• _Problem to work on_:
Each record is to be transcribed exactly.

• _Provided data_:
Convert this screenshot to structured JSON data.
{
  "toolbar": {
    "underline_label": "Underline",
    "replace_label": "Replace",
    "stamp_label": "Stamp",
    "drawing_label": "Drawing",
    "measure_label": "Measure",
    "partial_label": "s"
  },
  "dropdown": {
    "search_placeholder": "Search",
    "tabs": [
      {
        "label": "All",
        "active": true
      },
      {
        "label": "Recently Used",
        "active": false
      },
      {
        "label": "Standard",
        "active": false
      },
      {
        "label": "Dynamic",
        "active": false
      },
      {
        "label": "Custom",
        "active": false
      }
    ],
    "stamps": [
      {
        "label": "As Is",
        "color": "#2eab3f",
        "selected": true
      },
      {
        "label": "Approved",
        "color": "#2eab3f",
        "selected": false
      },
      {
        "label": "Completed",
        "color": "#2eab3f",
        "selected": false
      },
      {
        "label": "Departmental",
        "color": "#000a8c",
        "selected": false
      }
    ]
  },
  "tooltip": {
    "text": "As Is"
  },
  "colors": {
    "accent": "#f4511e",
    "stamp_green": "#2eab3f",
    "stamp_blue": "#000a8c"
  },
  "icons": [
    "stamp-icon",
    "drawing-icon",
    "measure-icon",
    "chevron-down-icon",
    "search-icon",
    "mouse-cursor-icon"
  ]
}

• _The answer_:
Convert this screenshot to structured JSON data.
{
  "toolbar": {
    "underline_label": "Underline",
    "replace_label": "Replace",
    "stamp_label": "Stamp",
    "drawing_label": "Drawing",
    "measure_label": "Measure",
    "partial_label": "s"
  },
  "dropdown": {
    "search_placeholder": "Search",
    "tabs": [
      {
        "label": "All",
        "active": true
      },
      {
        "label": "Recently Used",
        "active": false
      },
      {
        "label": "Standard",
        "active": false
      },
      {
        "label": "Dynamic",
        "active": false
      },
      {
        "label": "Custom",
        "active": false
      }
    ],
    "stamps": [
      {
        "label": "As Is",
        "color": "#2eab3f",
        "selected": true
      },
      {
        "label": "Approved",
        "color": "#2eab3f",
        "selected": false
      },
      {
        "label": "Completed",
        "color": "#2eab3f",
        "selected": false
      },
      {
        "label": "Departmental",
        "color": "#000a8c",
        "selected": false
      }
    ]
  },
  "tooltip": {
    "text": "As Is"
  },
  "colors": {
    "accent": "#f4511e",
    "stamp_green": "#2eab3f",
    "stamp_blue": "#000a8c"
  },
  "icons": [
    "stamp-icon",
    "drawing-icon",
    "measure-icon",
    "chevron-down-icon",
    "search-icon",
    "mouse-cursor-icon"
  ]
}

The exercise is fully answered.